LEARNING OBJECTIVES
After completing this lesson, you will be able to:
1. Describe the three-stage production framework (pre-production, production, post-production) and explain why pre-production determines the quality of everything that follows.
2. Build a three-act question architecture for a podcast interview.
3. Create a guest communication timeline from initial invitation through the day of recording.
4. Apply clock management using a pie chart to allocate time segments within an episode.
5. Develop a fallback plan for common production failures.
6. Explain why content quality overrides production quality.
—
VOCABULARY
Pre-Production: Everything that happens before you roll the cameras. Includes concept development, guest communication, question writing, equipment verification, location scouting, and technical rehearsal. John Elias identifies pre-production as the most important stage of any production, regardless of scale.
Production: The active recording phase. Cameras are rolling, microphones are live, and the interview or content capture is underway. The quality of this phase is largely determined by the quality of your pre-production.
Post-Production: Everything that happens after recording stops. Editing, color grading, audio mixing, exporting, and distribution. Covered in detail in Lesson 8.
Question Architecture: The deliberate structure of interview questions organized into three acts: Establishment (who is the guest), Deep Dive (the core topic), and Wisdom (reflection and forward-looking insights). Designed to create a natural conversational arc.

Exercise objective – Resume the podcast production lesson from its last vocabulary entry, adding further material in the same textbook manner. The rows that come next play no part in this work.

Entries provided –
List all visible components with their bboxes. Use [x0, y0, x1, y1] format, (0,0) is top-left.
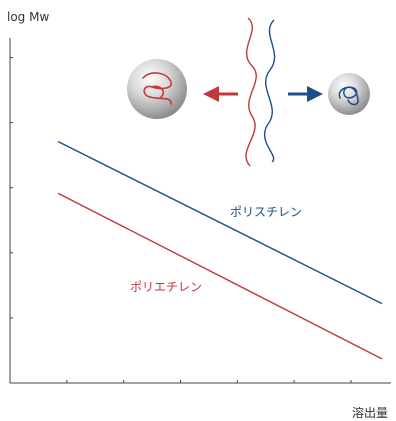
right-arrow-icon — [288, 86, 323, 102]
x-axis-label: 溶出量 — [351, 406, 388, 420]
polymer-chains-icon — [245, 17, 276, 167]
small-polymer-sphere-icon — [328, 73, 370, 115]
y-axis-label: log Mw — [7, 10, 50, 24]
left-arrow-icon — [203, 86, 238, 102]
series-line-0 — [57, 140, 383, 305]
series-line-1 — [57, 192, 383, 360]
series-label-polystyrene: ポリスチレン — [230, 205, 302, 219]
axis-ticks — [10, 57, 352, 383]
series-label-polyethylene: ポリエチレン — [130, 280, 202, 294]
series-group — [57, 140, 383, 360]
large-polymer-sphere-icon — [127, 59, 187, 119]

Solved problem –
Pie Chart Timing: A time management technique from live radio production where the total episode length is divided visually into segments using a pie chart. Each segment is allocated a specific duration. The chart can be placed under a clock during recording for real-time pacing awareness (J. Rainey, 2026).
Fallback Plan: A predetermined backup strategy for when equipment, guests, or circumstances fail during production. In live radio, fallback planning is standard operating procedure because something always breaks. The same discipline applies to podcast production (J. Rainey, 2026).
Chunking: Breaking a complex process into smaller, manageable component parts. In production planning, this means addressing audio, lighting, guest prep, and equipment as separate tasks rather than one overwhelming project
Pre-Interview: An informal conversation with the guest before recording begins. Used to build rapport, discuss the interview arc, identify topics to avoid, calm nerves, and conduct a technical rehearsal.
Technical Rehearsal: A 30-second test recording where the guest states their name and answers a casual question. Played back immediately to show them how they look and sound on camera, building confidence in the setup.
Episodic Plan: A content calendar for your podcast that schedules topics, guests, and production dates in advance. Consistency in publishing builds and retains audience. Successful podcasters publish on a reliable schedule, even recording from hotel rooms while traveling (J. Elias, 2026).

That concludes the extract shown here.